#### Task brief
Copy out the data exactly, leaving the pictures behind.

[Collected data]
--------------------------------------------------

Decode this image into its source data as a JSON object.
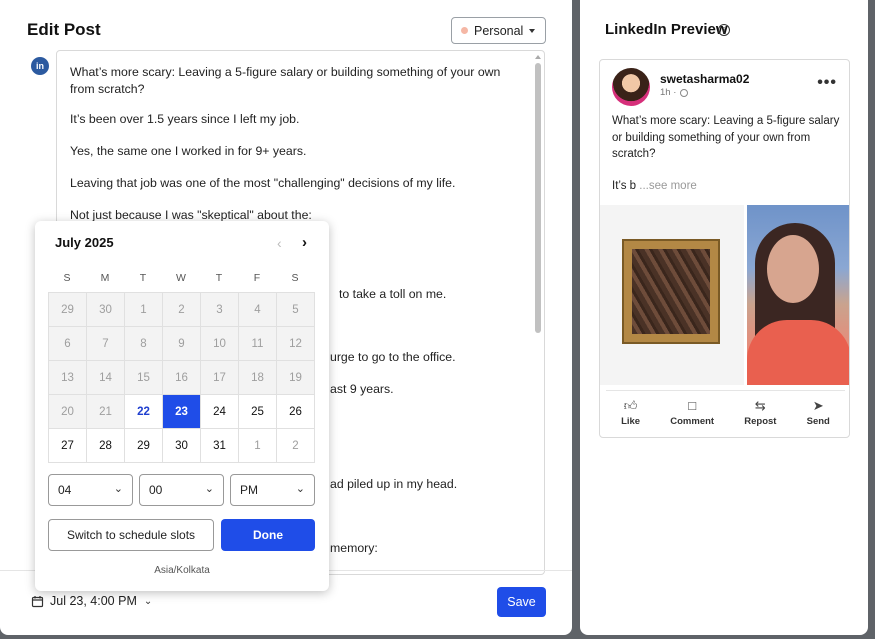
{
  "editor": {
    "title": "Edit Post",
    "account_select": "Personal",
    "network_badge": "in",
    "paragraphs": [
      "What’s more scary: Leaving a 5-figure salary or building something of your own from scratch?",
      "It’s been over 1.5 years since I left my job.",
      "Yes, the same one I worked in for 9+ years.",
      "Leaving that job was one of the most \"challenging\" decisions of my life.",
      "Not just because I was \"skeptical\" about the:"
    ],
    "partial_lines": [
      "to take a toll on me.",
      "urge to go to the office.",
      "ast 9 years.",
      "ad piled up in my head.",
      "memory:"
    ],
    "schedule_label": "Jul 23, 4:00 PM",
    "save_label": "Save"
  },
  "date_picker": {
    "month_label": "July 2025",
    "weekdays": [
      "S",
      "M",
      "T",
      "W",
      "T",
      "F",
      "S"
    ],
    "days": [
      {
        "d": "29",
        "s": "disabled"
      },
      {
        "d": "30",
        "s": "disabled"
      },
      {
        "d": "1",
        "s": "disabled"
      },
      {
        "d": "2",
        "s": "disabled"
      },
      {
        "d": "3",
        "s": "disabled"
      },
      {
        "d": "4",
        "s": "disabled"
      },
      {
        "d": "5",
        "s": "disabled"
      },
      {
        "d": "6",
        "s": "disabled"
      },
      {
        "d": "7",
        "s": "disabled"
      },
      {
        "d": "8",
        "s": "disabled"
      },
      {
        "d": "9",
        "s": "disabled"
      },
      {
        "d": "10",
        "s": "disabled"
      },
      {
        "d": "11",
        "s": "disabled"
      },
      {
        "d": "12",
        "s": "disabled"
      },
      {
        "d": "13",
        "s": "disabled"
      },
      {
        "d": "14",
        "s": "disabled"
      },
      {
        "d": "15",
        "s": "disabled"
      },
      {
        "d": "16",
        "s": "disabled"
      },
      {
        "d": "17",
        "s": "disabled"
      },
      {
        "d": "18",
        "s": "disabled"
      },
      {
        "d": "19",
        "s": "disabled"
      },
      {
        "d": "20",
        "s": "disabled"
      },
      {
        "d": "21",
        "s": "disabled"
      },
      {
        "d": "22",
        "s": "today"
      },
      {
        "d": "23",
        "s": "selected"
      },
      {
        "d": "24",
        "s": ""
      },
      {
        "d": "25",
        "s": ""
      },
      {
        "d": "26",
        "s": ""
      },
      {
        "d": "27",
        "s": ""
      },
      {
        "d": "28",
        "s": ""
      },
      {
        "d": "29",
        "s": ""
      },
      {
        "d": "30",
        "s": ""
      },
      {
        "d": "31",
        "s": ""
      },
      {
        "d": "1",
        "s": "next-month"
      },
      {
        "d": "2",
        "s": "next-month"
      }
    ],
    "hour": "04",
    "minute": "00",
    "ampm": "PM",
    "switch_label": "Switch to schedule slots",
    "done_label": "Done",
    "timezone": "Asia/Kolkata"
  },
  "preview": {
    "title": "LinkedIn Preview",
    "username": "swetasharma02",
    "time": "1h ·",
    "post_text": "What’s more scary: Leaving a 5-figure salary or building something of your own from scratch?",
    "snippet": "It’s b",
    "see_more": "...see more",
    "actions": [
      {
        "icon": "like-icon",
        "label": "Like"
      },
      {
        "icon": "comment-icon",
        "label": "Comment"
      },
      {
        "icon": "repost-icon",
        "label": "Repost"
      },
      {
        "icon": "send-icon",
        "label": "Send"
      }
    ]
  },
  "colors": {
    "accent": "#1f4de8",
    "disabled_cell": "#f3f3f3",
    "backdrop": "#5f6368"
  }
}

--------------------------------------------------

#### Solution to this exercise
Decode this image into its source data as a JSON object.
{
  "editor": {
    "title": "Edit Post",
    "account_select": "Personal",
    "network_badge": "in",
    "paragraphs": [
      "What’s more scary: Leaving a 5-figure salary or building something of your own from scratch?",
      "It’s been over 1.5 years since I left my job.",
      "Yes, the same one I worked in for 9+ years.",
      "Leaving that job was one of the most \"challenging\" decisions of my life.",
      "Not just because I was \"skeptical\" about the:"
    ],
    "partial_lines": [
      "to take a toll on me.",
      "urge to go to the office.",
      "ast 9 years.",
      "ad piled up in my head.",
      "memory:"
    ],
    "schedule_label": "Jul 23, 4:00 PM",
    "save_label": "Save"
  },
  "date_picker": {
    "month_label": "July 2025",
    "weekdays": [
      "S",
      "M",
      "T",
      "W",
      "T",
      "F",
      "S"
    ],
    "days": [
      {
        "d": "29",
        "s": "disabled"
      },
      {
        "d": "30",
        "s": "disabled"
      },
      {
        "d": "1",
        "s": "disabled"
      },
      {
        "d": "2",
        "s": "disabled"
      },
      {
        "d": "3",
        "s": "disabled"
      },
      {
        "d": "4",
        "s": "disabled"
      },
      {
        "d": "5",
        "s": "disabled"
      },
      {
        "d": "6",
        "s": "disabled"
      },
      {
        "d": "7",
        "s": "disabled"
      },
      {
        "d": "8",
        "s": "disabled"
      },
      {
        "d": "9",
        "s": "disabled"
      },
      {
        "d": "10",
        "s": "disabled"
      },
      {
        "d": "11",
        "s": "disabled"
      },
      {
        "d": "12",
        "s": "disabled"
      },
      {
        "d": "13",
        "s": "disabled"
      },
      {
        "d": "14",
        "s": "disabled"
      },
      {
        "d": "15",
        "s": "disabled"
      },
      {
        "d": "16",
        "s": "disabled"
      },
      {
        "d": "17",
        "s": "disabled"
      },
      {
        "d": "18",
        "s": "disabled"
      },
      {
        "d": "19",
        "s": "disabled"
      },
      {
        "d": "20",
        "s": "disabled"
      },
      {
        "d": "21",
        "s": "disabled"
      },
      {
        "d": "22",
        "s": "today"
      },
      {
        "d": "23",
        "s": "selected"
      },
      {
        "d": "24",
        "s": ""
      },
      {
        "d": "25",
        "s": ""
      },
      {
        "d": "26",
        "s": ""
      },
      {
        "d": "27",
        "s": ""
      },
      {
        "d": "28",
        "s": ""
      },
      {
        "d": "29",
        "s": ""
      },
      {
        "d": "30",
        "s": ""
      },
      {
        "d": "31",
        "s": ""
      },
      {
        "d": "1",
        "s": "next-month"
      },
      {
        "d": "2",
        "s": "next-month"
      }
    ],
    "hour": "04",
    "minute": "00",
    "ampm": "PM",
    "switch_label": "Switch to schedule slots",
    "done_label": "Done",
    "timezone": "Asia/Kolkata"
  },
  "preview": {
    "title": "LinkedIn Preview",
    "username": "swetasharma02",
    "time": "1h ·",
    "post_text": "What’s more scary: Leaving a 5-figure salary or building something of your own from scratch?",
    "snippet": "It’s b",
    "see_more": "...see more",
    "actions": [
      {
        "icon": "like-icon",
        "label": "Like"
      },
      {
        "icon": "comment-icon",
        "label": "Comment"
      },
      {
        "icon": "repost-icon",
        "label": "Repost"
      },
      {
        "icon": "send-icon",
        "label": "Send"
      }
    ]
  },
  "colors": {
    "accent": "#1f4de8",
    "disabled_cell": "#f3f3f3",
    "backdrop": "#5f6368"
  }
}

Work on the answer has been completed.